The data =>
------------------------------------

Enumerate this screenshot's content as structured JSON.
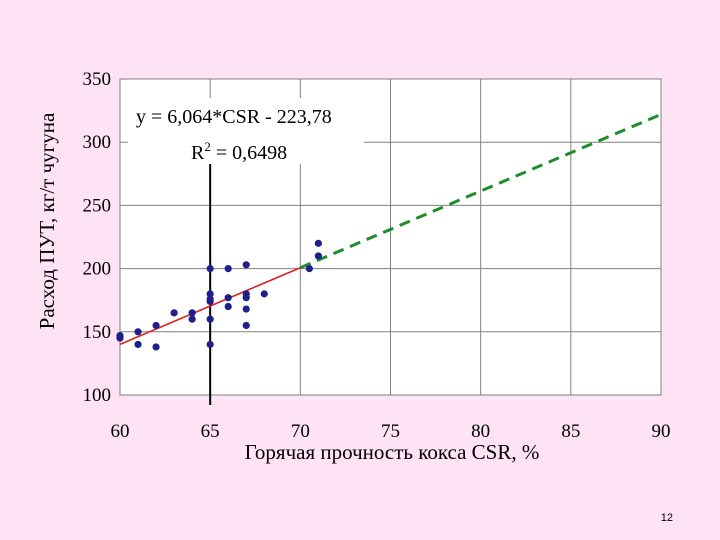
{
  "page_number": "12",
  "chart_data": {
    "type": "scatter",
    "title": "",
    "xlabel": "Горячая прочность кокса CSR, %",
    "ylabel": "Расход ПУТ, кг/т чугуна",
    "xlim": [
      60,
      90
    ],
    "ylim": [
      100,
      350
    ],
    "x_ticks": [
      "60",
      "65",
      "70",
      "75",
      "80",
      "85",
      "90"
    ],
    "y_ticks": [
      "100",
      "150",
      "200",
      "250",
      "300",
      "350"
    ],
    "grid": true,
    "legend": "none",
    "series": [
      {
        "type": "scatter",
        "color": "#1f1f8c",
        "points": [
          [
            60,
            147
          ],
          [
            60,
            145
          ],
          [
            61,
            150
          ],
          [
            61,
            140
          ],
          [
            62,
            155
          ],
          [
            62,
            138
          ],
          [
            63,
            165
          ],
          [
            64,
            165
          ],
          [
            64,
            160
          ],
          [
            65,
            200
          ],
          [
            65,
            180
          ],
          [
            65,
            176
          ],
          [
            65,
            174
          ],
          [
            65,
            160
          ],
          [
            65,
            140
          ],
          [
            66,
            200
          ],
          [
            66,
            177
          ],
          [
            66,
            170
          ],
          [
            67,
            203
          ],
          [
            67,
            180
          ],
          [
            67,
            177
          ],
          [
            67,
            168
          ],
          [
            67,
            155
          ],
          [
            68,
            180
          ],
          [
            70.5,
            200
          ],
          [
            71,
            220
          ],
          [
            71,
            210
          ]
        ]
      }
    ],
    "trendline": {
      "slope": 6.064,
      "intercept": -223.78,
      "fit_range": [
        60,
        70
      ],
      "extrapolation_range": [
        70,
        90
      ],
      "fit_color": "#e0201a",
      "extrapolation_color": "#1f8c2a",
      "extrapolation_style": "dashed"
    },
    "vertical_marker": {
      "x": 65,
      "color": "#000000"
    },
    "annotations": {
      "equation": "y = 6,064*CSR - 223,78",
      "r2_label": "R",
      "r2_exp": "2",
      "r2_value": " = 0,6498"
    }
  }
}
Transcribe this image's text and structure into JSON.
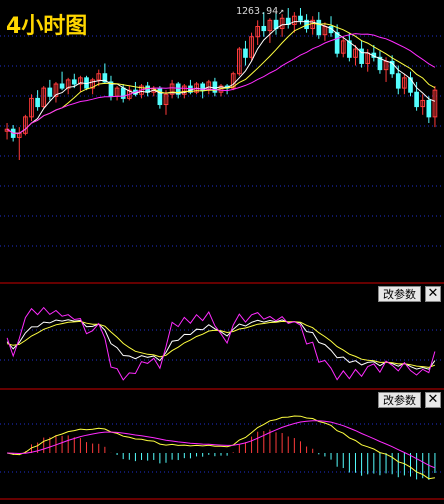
{
  "title": "4小时图",
  "price_pane": {
    "peak_label": "1263.94",
    "candles": [
      [
        1204,
        1208,
        1200,
        1205
      ],
      [
        1205,
        1207,
        1199,
        1201
      ],
      [
        1201,
        1206,
        1190,
        1203
      ],
      [
        1203,
        1212,
        1202,
        1211
      ],
      [
        1211,
        1222,
        1209,
        1220
      ],
      [
        1220,
        1224,
        1214,
        1216
      ],
      [
        1216,
        1226,
        1215,
        1225
      ],
      [
        1225,
        1229,
        1219,
        1221
      ],
      [
        1221,
        1228,
        1218,
        1227
      ],
      [
        1227,
        1233,
        1224,
        1225
      ],
      [
        1225,
        1230,
        1222,
        1229
      ],
      [
        1229,
        1232,
        1225,
        1227
      ],
      [
        1227,
        1231,
        1223,
        1230
      ],
      [
        1230,
        1231,
        1224,
        1225
      ],
      [
        1225,
        1230,
        1222,
        1229
      ],
      [
        1229,
        1234,
        1226,
        1232
      ],
      [
        1232,
        1237,
        1227,
        1228
      ],
      [
        1228,
        1231,
        1219,
        1221
      ],
      [
        1221,
        1226,
        1219,
        1225
      ],
      [
        1225,
        1227,
        1218,
        1220
      ],
      [
        1220,
        1226,
        1219,
        1224
      ],
      [
        1224,
        1228,
        1221,
        1222
      ],
      [
        1222,
        1227,
        1220,
        1226
      ],
      [
        1226,
        1228,
        1221,
        1223
      ],
      [
        1223,
        1226,
        1221,
        1225
      ],
      [
        1225,
        1226,
        1215,
        1217
      ],
      [
        1217,
        1224,
        1212,
        1222
      ],
      [
        1222,
        1229,
        1220,
        1227
      ],
      [
        1227,
        1228,
        1220,
        1222
      ],
      [
        1222,
        1227,
        1220,
        1226
      ],
      [
        1226,
        1229,
        1222,
        1223
      ],
      [
        1223,
        1228,
        1222,
        1227
      ],
      [
        1227,
        1228,
        1220,
        1224
      ],
      [
        1224,
        1229,
        1222,
        1228
      ],
      [
        1228,
        1230,
        1221,
        1223
      ],
      [
        1223,
        1227,
        1221,
        1226
      ],
      [
        1226,
        1227,
        1222,
        1225
      ],
      [
        1225,
        1233,
        1224,
        1232
      ],
      [
        1232,
        1245,
        1231,
        1244
      ],
      [
        1244,
        1248,
        1236,
        1240
      ],
      [
        1240,
        1252,
        1238,
        1250
      ],
      [
        1250,
        1258,
        1246,
        1255
      ],
      [
        1255,
        1262,
        1250,
        1253
      ],
      [
        1253,
        1259,
        1247,
        1258
      ],
      [
        1258,
        1262,
        1251,
        1254
      ],
      [
        1254,
        1261,
        1250,
        1259
      ],
      [
        1259,
        1264,
        1254,
        1256
      ],
      [
        1256,
        1262,
        1252,
        1260
      ],
      [
        1260,
        1264,
        1256,
        1258
      ],
      [
        1258,
        1261,
        1252,
        1254
      ],
      [
        1254,
        1260,
        1251,
        1258
      ],
      [
        1258,
        1262,
        1249,
        1251
      ],
      [
        1251,
        1257,
        1248,
        1255
      ],
      [
        1255,
        1260,
        1250,
        1252
      ],
      [
        1252,
        1256,
        1240,
        1242
      ],
      [
        1242,
        1250,
        1240,
        1248
      ],
      [
        1248,
        1252,
        1238,
        1240
      ],
      [
        1240,
        1246,
        1236,
        1244
      ],
      [
        1244,
        1248,
        1235,
        1237
      ],
      [
        1237,
        1244,
        1233,
        1242
      ],
      [
        1242,
        1246,
        1238,
        1240
      ],
      [
        1240,
        1243,
        1232,
        1234
      ],
      [
        1234,
        1240,
        1228,
        1238
      ],
      [
        1238,
        1241,
        1230,
        1232
      ],
      [
        1232,
        1236,
        1222,
        1225
      ],
      [
        1225,
        1232,
        1222,
        1230
      ],
      [
        1230,
        1233,
        1221,
        1223
      ],
      [
        1223,
        1228,
        1214,
        1216
      ],
      [
        1216,
        1222,
        1212,
        1219
      ],
      [
        1219,
        1221,
        1208,
        1211
      ],
      [
        1211,
        1226,
        1206,
        1224
      ]
    ]
  },
  "kdj_pane": {
    "param_button": "改参数",
    "close_button": "✕"
  },
  "macd_pane": {
    "param_button": "改参数",
    "close_button": "✕"
  },
  "colors": {
    "up": "#ff3b3b",
    "down": "#54ffff",
    "ma_white": "#ffffff",
    "ma_yellow": "#ffff40",
    "ma_magenta": "#ff2bff",
    "grid": "#2a3cff",
    "separator": "#cc0000"
  }
}
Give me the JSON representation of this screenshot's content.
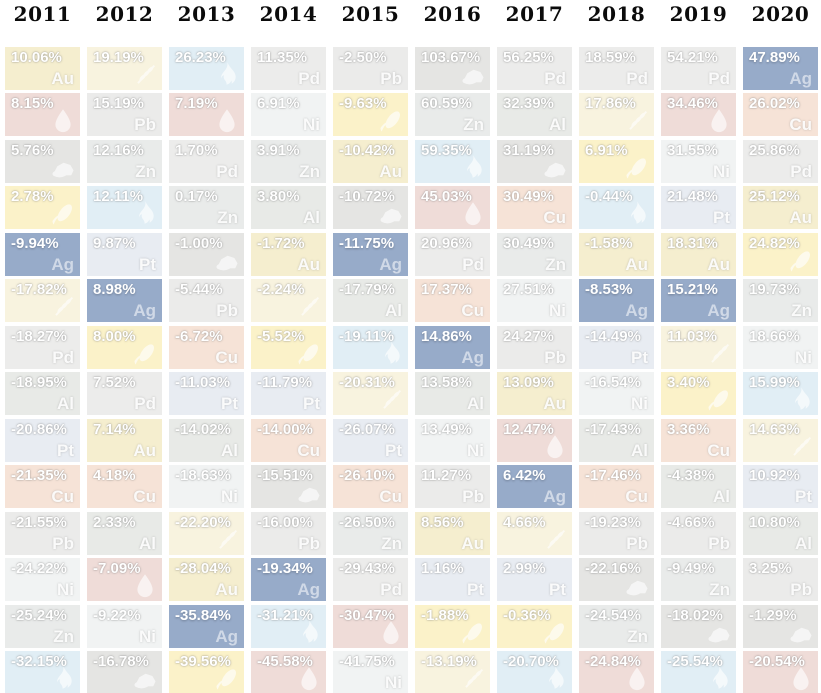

------------------------------------

Task prompt => All of the material above is to be copied exactly, except for its images.

Problem solution =>
Enumerate this screenshot's content as structured JSON.
{
  "page_number": "12",
  "chart_data": {
    "type": "scatter",
    "title": "",
    "xlabel": "Горячая прочность кокса CSR, %",
    "ylabel": "Расход ПУТ, кг/т чугуна",
    "xlim": [
      60,
      90
    ],
    "ylim": [
      100,
      350
    ],
    "x_ticks": [
      "60",
      "65",
      "70",
      "75",
      "80",
      "85",
      "90"
    ],
    "y_ticks": [
      "100",
      "150",
      "200",
      "250",
      "300",
      "350"
    ],
    "grid": true,
    "legend": "none",
    "series": [
      {
        "type": "scatter",
        "color": "#1f1f8c",
        "points": [
          [
            60,
            147
          ],
          [
            60,
            145
          ],
          [
            61,
            150
          ],
          [
            61,
            140
          ],
          [
            62,
            155
          ],
          [
            62,
            138
          ],
          [
            63,
            165
          ],
          [
            64,
            165
          ],
          [
            64,
            160
          ],
          [
            65,
            200
          ],
          [
            65,
            180
          ],
          [
            65,
            176
          ],
          [
            65,
            174
          ],
          [
            65,
            160
          ],
          [
            65,
            140
          ],
          [
            66,
            200
          ],
          [
            66,
            177
          ],
          [
            66,
            170
          ],
          [
            67,
            203
          ],
          [
            67,
            180
          ],
          [
            67,
            177
          ],
          [
            67,
            168
          ],
          [
            67,
            155
          ],
          [
            68,
            180
          ],
          [
            70.5,
            200
          ],
          [
            71,
            220
          ],
          [
            71,
            210
          ]
        ]
      }
    ],
    "trendline": {
      "slope": 6.064,
      "intercept": -223.78,
      "fit_range": [
        60,
        70
      ],
      "extrapolation_range": [
        70,
        90
      ],
      "fit_color": "#e0201a",
      "extrapolation_color": "#1f8c2a",
      "extrapolation_style": "dashed"
    },
    "vertical_marker": {
      "x": 65,
      "color": "#000000"
    },
    "annotations": {
      "equation": "y = 6,064*CSR - 223,78",
      "r2_label": "R",
      "r2_exp": "2",
      "r2_value": " = 0,6498"
    }
  }
}
Transcribe this image's text and structure into JSON.
{
  "title": "4小时图",
  "price_pane": {
    "peak_label": "1263.94",
    "candles": [
      [
        1204,
        1208,
        1200,
        1205
      ],
      [
        1205,
        1207,
        1199,
        1201
      ],
      [
        1201,
        1206,
        1190,
        1203
      ],
      [
        1203,
        1212,
        1202,
        1211
      ],
      [
        1211,
        1222,
        1209,
        1220
      ],
      [
        1220,
        1224,
        1214,
        1216
      ],
      [
        1216,
        1226,
        1215,
        1225
      ],
      [
        1225,
        1229,
        1219,
        1221
      ],
      [
        1221,
        1228,
        1218,
        1227
      ],
      [
        1227,
        1233,
        1224,
        1225
      ],
      [
        1225,
        1230,
        1222,
        1229
      ],
      [
        1229,
        1232,
        1225,
        1227
      ],
      [
        1227,
        1231,
        1223,
        1230
      ],
      [
        1230,
        1231,
        1224,
        1225
      ],
      [
        1225,
        1230,
        1222,
        1229
      ],
      [
        1229,
        1234,
        1226,
        1232
      ],
      [
        1232,
        1237,
        1227,
        1228
      ],
      [
        1228,
        1231,
        1219,
        1221
      ],
      [
        1221,
        1226,
        1219,
        1225
      ],
      [
        1225,
        1227,
        1218,
        1220
      ],
      [
        1220,
        1226,
        1219,
        1224
      ],
      [
        1224,
        1228,
        1221,
        1222
      ],
      [
        1222,
        1227,
        1220,
        1226
      ],
      [
        1226,
        1228,
        1221,
        1223
      ],
      [
        1223,
        1226,
        1221,
        1225
      ],
      [
        1225,
        1226,
        1215,
        1217
      ],
      [
        1217,
        1224,
        1212,
        1222
      ],
      [
        1222,
        1229,
        1220,
        1227
      ],
      [
        1227,
        1228,
        1220,
        1222
      ],
      [
        1222,
        1227,
        1220,
        1226
      ],
      [
        1226,
        1229,
        1222,
        1223
      ],
      [
        1223,
        1228,
        1222,
        1227
      ],
      [
        1227,
        1228,
        1220,
        1224
      ],
      [
        1224,
        1229,
        1222,
        1228
      ],
      [
        1228,
        1230,
        1221,
        1223
      ],
      [
        1223,
        1227,
        1221,
        1226
      ],
      [
        1226,
        1227,
        1222,
        1225
      ],
      [
        1225,
        1233,
        1224,
        1232
      ],
      [
        1232,
        1245,
        1231,
        1244
      ],
      [
        1244,
        1248,
        1236,
        1240
      ],
      [
        1240,
        1252,
        1238,
        1250
      ],
      [
        1250,
        1258,
        1246,
        1255
      ],
      [
        1255,
        1262,
        1250,
        1253
      ],
      [
        1253,
        1259,
        1247,
        1258
      ],
      [
        1258,
        1262,
        1251,
        1254
      ],
      [
        1254,
        1261,
        1250,
        1259
      ],
      [
        1259,
        1264,
        1254,
        1256
      ],
      [
        1256,
        1262,
        1252,
        1260
      ],
      [
        1260,
        1264,
        1256,
        1258
      ],
      [
        1258,
        1261,
        1252,
        1254
      ],
      [
        1254,
        1260,
        1251,
        1258
      ],
      [
        1258,
        1262,
        1249,
        1251
      ],
      [
        1251,
        1257,
        1248,
        1255
      ],
      [
        1255,
        1260,
        1250,
        1252
      ],
      [
        1252,
        1256,
        1240,
        1242
      ],
      [
        1242,
        1250,
        1240,
        1248
      ],
      [
        1248,
        1252,
        1238,
        1240
      ],
      [
        1240,
        1246,
        1236,
        1244
      ],
      [
        1244,
        1248,
        1235,
        1237
      ],
      [
        1237,
        1244,
        1233,
        1242
      ],
      [
        1242,
        1246,
        1238,
        1240
      ],
      [
        1240,
        1243,
        1232,
        1234
      ],
      [
        1234,
        1240,
        1228,
        1238
      ],
      [
        1238,
        1241,
        1230,
        1232
      ],
      [
        1232,
        1236,
        1222,
        1225
      ],
      [
        1225,
        1232,
        1222,
        1230
      ],
      [
        1230,
        1233,
        1221,
        1223
      ],
      [
        1223,
        1228,
        1214,
        1216
      ],
      [
        1216,
        1222,
        1212,
        1219
      ],
      [
        1219,
        1221,
        1208,
        1211
      ],
      [
        1211,
        1226,
        1206,
        1224
      ]
    ]
  },
  "kdj_pane": {
    "param_button": "改参数",
    "close_button": "✕"
  },
  "macd_pane": {
    "param_button": "改参数",
    "close_button": "✕"
  },
  "colors": {
    "up": "#ff3b3b",
    "down": "#54ffff",
    "ma_white": "#ffffff",
    "ma_yellow": "#ffff40",
    "ma_magenta": "#ff2bff",
    "grid": "#2a3cff",
    "separator": "#cc0000"
  }
}
Give me the JSON representation of this screenshot's content.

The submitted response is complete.